■ TASK TO CARRY OUT
Your task is to output all the records below, word for word.

■ MATERIAL TO PROCESS
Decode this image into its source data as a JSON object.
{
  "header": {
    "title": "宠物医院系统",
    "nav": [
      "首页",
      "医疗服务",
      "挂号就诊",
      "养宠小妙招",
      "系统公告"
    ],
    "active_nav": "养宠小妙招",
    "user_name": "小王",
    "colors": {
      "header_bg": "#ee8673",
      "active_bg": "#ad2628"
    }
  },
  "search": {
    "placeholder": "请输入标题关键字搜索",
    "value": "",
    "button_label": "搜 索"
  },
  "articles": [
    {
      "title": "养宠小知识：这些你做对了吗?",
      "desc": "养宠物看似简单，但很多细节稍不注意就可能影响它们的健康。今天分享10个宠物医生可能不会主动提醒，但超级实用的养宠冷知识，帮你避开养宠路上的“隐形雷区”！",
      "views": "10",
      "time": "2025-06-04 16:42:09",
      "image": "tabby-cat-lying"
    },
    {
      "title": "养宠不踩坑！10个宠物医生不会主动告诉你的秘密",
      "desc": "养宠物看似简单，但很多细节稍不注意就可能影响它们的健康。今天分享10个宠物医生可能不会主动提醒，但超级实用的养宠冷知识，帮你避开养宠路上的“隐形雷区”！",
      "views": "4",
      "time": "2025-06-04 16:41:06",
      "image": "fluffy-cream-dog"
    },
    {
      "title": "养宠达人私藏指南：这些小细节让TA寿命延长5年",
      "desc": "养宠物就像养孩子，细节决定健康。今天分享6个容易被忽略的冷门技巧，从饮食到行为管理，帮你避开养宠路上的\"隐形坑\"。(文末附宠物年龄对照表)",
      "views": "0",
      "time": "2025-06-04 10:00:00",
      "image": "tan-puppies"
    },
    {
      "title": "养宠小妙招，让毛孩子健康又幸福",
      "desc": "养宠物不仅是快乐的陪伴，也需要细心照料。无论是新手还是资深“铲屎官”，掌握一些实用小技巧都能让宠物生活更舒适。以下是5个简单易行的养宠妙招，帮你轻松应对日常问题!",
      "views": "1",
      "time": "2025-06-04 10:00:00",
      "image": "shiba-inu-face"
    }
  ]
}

■ ANSWER FOR THE TASK
Decode this image into its source data as a JSON object.
{
  "header": {
    "title": "宠物医院系统",
    "nav": [
      "首页",
      "医疗服务",
      "挂号就诊",
      "养宠小妙招",
      "系统公告"
    ],
    "active_nav": "养宠小妙招",
    "user_name": "小王",
    "colors": {
      "header_bg": "#ee8673",
      "active_bg": "#ad2628"
    }
  },
  "search": {
    "placeholder": "请输入标题关键字搜索",
    "value": "",
    "button_label": "搜 索"
  },
  "articles": [
    {
      "title": "养宠小知识：这些你做对了吗?",
      "desc": "养宠物看似简单，但很多细节稍不注意就可能影响它们的健康。今天分享10个宠物医生可能不会主动提醒，但超级实用的养宠冷知识，帮你避开养宠路上的“隐形雷区”！",
      "views": "10",
      "time": "2025-06-04 16:42:09",
      "image": "tabby-cat-lying"
    },
    {
      "title": "养宠不踩坑！10个宠物医生不会主动告诉你的秘密",
      "desc": "养宠物看似简单，但很多细节稍不注意就可能影响它们的健康。今天分享10个宠物医生可能不会主动提醒，但超级实用的养宠冷知识，帮你避开养宠路上的“隐形雷区”！",
      "views": "4",
      "time": "2025-06-04 16:41:06",
      "image": "fluffy-cream-dog"
    },
    {
      "title": "养宠达人私藏指南：这些小细节让TA寿命延长5年",
      "desc": "养宠物就像养孩子，细节决定健康。今天分享6个容易被忽略的冷门技巧，从饮食到行为管理，帮你避开养宠路上的\"隐形坑\"。(文末附宠物年龄对照表)",
      "views": "0",
      "time": "2025-06-04 10:00:00",
      "image": "tan-puppies"
    },
    {
      "title": "养宠小妙招，让毛孩子健康又幸福",
      "desc": "养宠物不仅是快乐的陪伴，也需要细心照料。无论是新手还是资深“铲屎官”，掌握一些实用小技巧都能让宠物生活更舒适。以下是5个简单易行的养宠妙招，帮你轻松应对日常问题!",
      "views": "1",
      "time": "2025-06-04 10:00:00",
      "image": "shiba-inu-face"
    }
  ]
}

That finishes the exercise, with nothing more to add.